╔══
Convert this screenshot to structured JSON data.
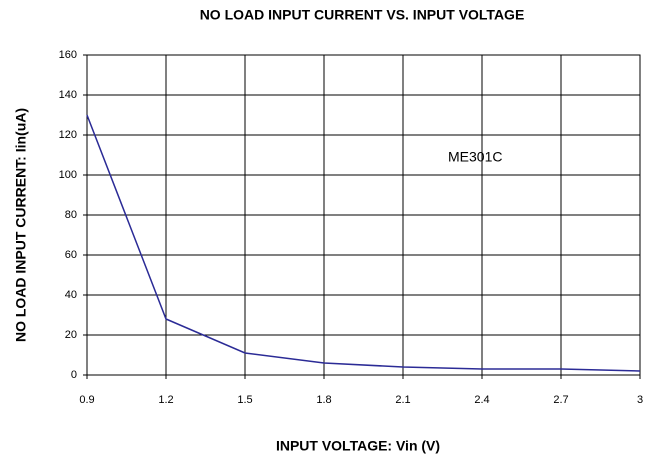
{
  "chart_data": {
    "type": "line",
    "title": "NO LOAD INPUT CURRENT  VS.  INPUT VOLTAGE",
    "x_label": "INPUT VOLTAGE:  Vin (V)",
    "y_label": "NO LOAD INPUT CURRENT:  Iin(uA)",
    "x": [
      0.9,
      1.2,
      1.5,
      1.8,
      2.1,
      2.4,
      2.7,
      3
    ],
    "series": [
      {
        "name": "ME301C",
        "color": "#2b2b96",
        "values": [
          130,
          28,
          11,
          6,
          4,
          3,
          3,
          2
        ]
      }
    ],
    "xlim": [
      0.9,
      3
    ],
    "xticks": [
      0.9,
      1.2,
      1.5,
      1.8,
      2.1,
      2.4,
      2.7,
      3
    ],
    "ylim": [
      0,
      160
    ],
    "yticks": [
      0,
      20,
      40,
      60,
      80,
      100,
      120,
      140,
      160
    ],
    "grid": true
  }
}
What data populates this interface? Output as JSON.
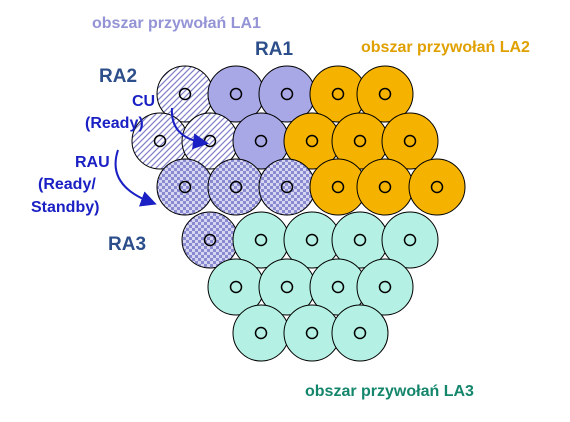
{
  "labels": {
    "la1": "obszar przywołań LA1",
    "la2": "obszar przywołań LA2",
    "la3": "obszar przywołań LA3",
    "ra1": "RA1",
    "ra2": "RA2",
    "ra3": "RA3",
    "cu": "CU",
    "cu_ready": "(Ready)",
    "rau": "RAU",
    "rau_ready": "(Ready/",
    "rau_standby": "Standby)"
  },
  "cells": [
    {
      "area": "RA2"
    },
    {
      "area": "RA1"
    },
    {
      "area": "RA1"
    },
    {
      "area": "LA2"
    },
    {
      "area": "LA2"
    },
    {
      "area": "RA2"
    },
    {
      "area": "RA2"
    },
    {
      "area": "RA1"
    },
    {
      "area": "LA2"
    },
    {
      "area": "LA2"
    },
    {
      "area": "LA2"
    },
    {
      "area": "RA3"
    },
    {
      "area": "RA3"
    },
    {
      "area": "RA3"
    },
    {
      "area": "LA2"
    },
    {
      "area": "LA2"
    },
    {
      "area": "LA2"
    },
    {
      "area": "RA3"
    },
    {
      "area": "LA3"
    },
    {
      "area": "LA3"
    },
    {
      "area": "LA3"
    },
    {
      "area": "LA3"
    },
    {
      "area": "LA3"
    },
    {
      "area": "LA3"
    },
    {
      "area": "LA3"
    },
    {
      "area": "LA3"
    },
    {
      "area": "LA3"
    },
    {
      "area": "LA3"
    },
    {
      "area": "LA3"
    }
  ],
  "colors": {
    "RA1": "#a8a8e6",
    "RA2": "#c8c8e8",
    "RA3": "#b4b4e2",
    "LA2": "#f5b300",
    "LA3": "#b4f0e3",
    "outline": "#000000",
    "arrow": "#1a20c4"
  }
}
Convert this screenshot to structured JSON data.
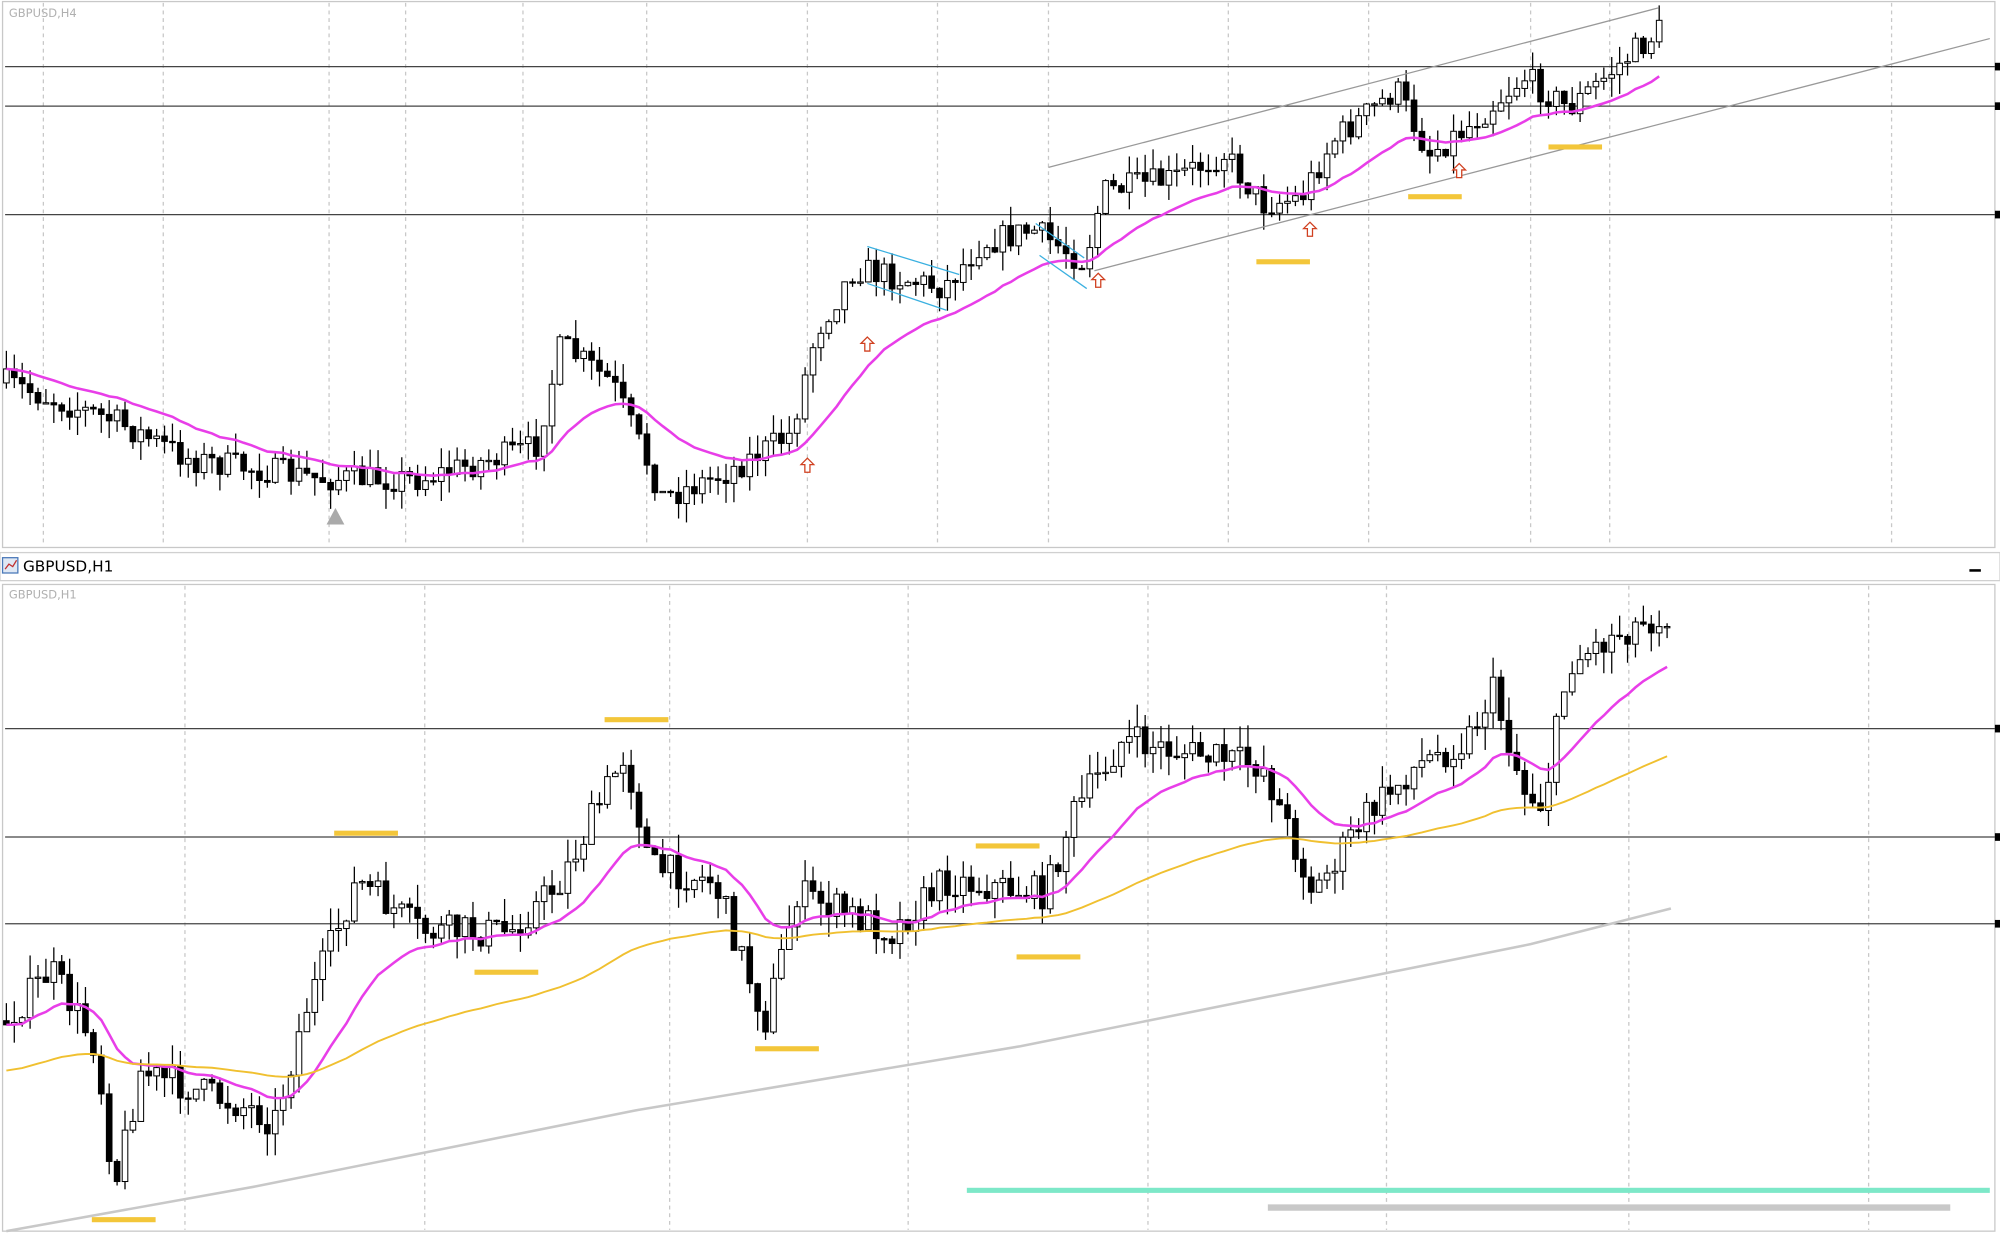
{
  "window": {
    "top_label": "GBPUSD,H4",
    "title": "GBPUSD,H1",
    "bottom_label": "GBPUSD,H1"
  }
}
╚══
→ **Requirements**
Set every line down exactly as written, leaving each picture out.

→ **Result**
Convert this screenshot to structured JSON data.
{
  "chart_data": {
    "type": "line",
    "title": "NO LOAD INPUT CURRENT  VS.  INPUT VOLTAGE",
    "x_label": "INPUT VOLTAGE:  Vin (V)",
    "y_label": "NO LOAD INPUT CURRENT:  Iin(uA)",
    "x": [
      0.9,
      1.2,
      1.5,
      1.8,
      2.1,
      2.4,
      2.7,
      3
    ],
    "series": [
      {
        "name": "ME301C",
        "color": "#2b2b96",
        "values": [
          130,
          28,
          11,
          6,
          4,
          3,
          3,
          2
        ]
      }
    ],
    "xlim": [
      0.9,
      3
    ],
    "xticks": [
      0.9,
      1.2,
      1.5,
      1.8,
      2.1,
      2.4,
      2.7,
      3
    ],
    "ylim": [
      0,
      160
    ],
    "yticks": [
      0,
      20,
      40,
      60,
      80,
      100,
      120,
      140,
      160
    ],
    "grid": true
  }
}
What data populates this interface? Output as JSON.
{
  "labels": {
    "la1": "obszar przywołań LA1",
    "la2": "obszar przywołań LA2",
    "la3": "obszar przywołań LA3",
    "ra1": "RA1",
    "ra2": "RA2",
    "ra3": "RA3",
    "cu": "CU",
    "cu_ready": "(Ready)",
    "rau": "RAU",
    "rau_ready": "(Ready/",
    "rau_standby": "Standby)"
  },
  "cells": [
    {
      "area": "RA2"
    },
    {
      "area": "RA1"
    },
    {
      "area": "RA1"
    },
    {
      "area": "LA2"
    },
    {
      "area": "LA2"
    },
    {
      "area": "RA2"
    },
    {
      "area": "RA2"
    },
    {
      "area": "RA1"
    },
    {
      "area": "LA2"
    },
    {
      "area": "LA2"
    },
    {
      "area": "LA2"
    },
    {
      "area": "RA3"
    },
    {
      "area": "RA3"
    },
    {
      "area": "RA3"
    },
    {
      "area": "LA2"
    },
    {
      "area": "LA2"
    },
    {
      "area": "LA2"
    },
    {
      "area": "RA3"
    },
    {
      "area": "LA3"
    },
    {
      "area": "LA3"
    },
    {
      "area": "LA3"
    },
    {
      "area": "LA3"
    },
    {
      "area": "LA3"
    },
    {
      "area": "LA3"
    },
    {
      "area": "LA3"
    },
    {
      "area": "LA3"
    },
    {
      "area": "LA3"
    },
    {
      "area": "LA3"
    },
    {
      "area": "LA3"
    }
  ],
  "colors": {
    "RA1": "#a8a8e6",
    "RA2": "#c8c8e8",
    "RA3": "#b4b4e2",
    "LA2": "#f5b300",
    "LA3": "#b4f0e3",
    "outline": "#000000",
    "arrow": "#1a20c4"
  }
}
Convert this screenshot to structured JSON data.
{
  "window": {
    "top_label": "GBPUSD,H4",
    "title": "GBPUSD,H1",
    "bottom_label": "GBPUSD,H1"
  }
}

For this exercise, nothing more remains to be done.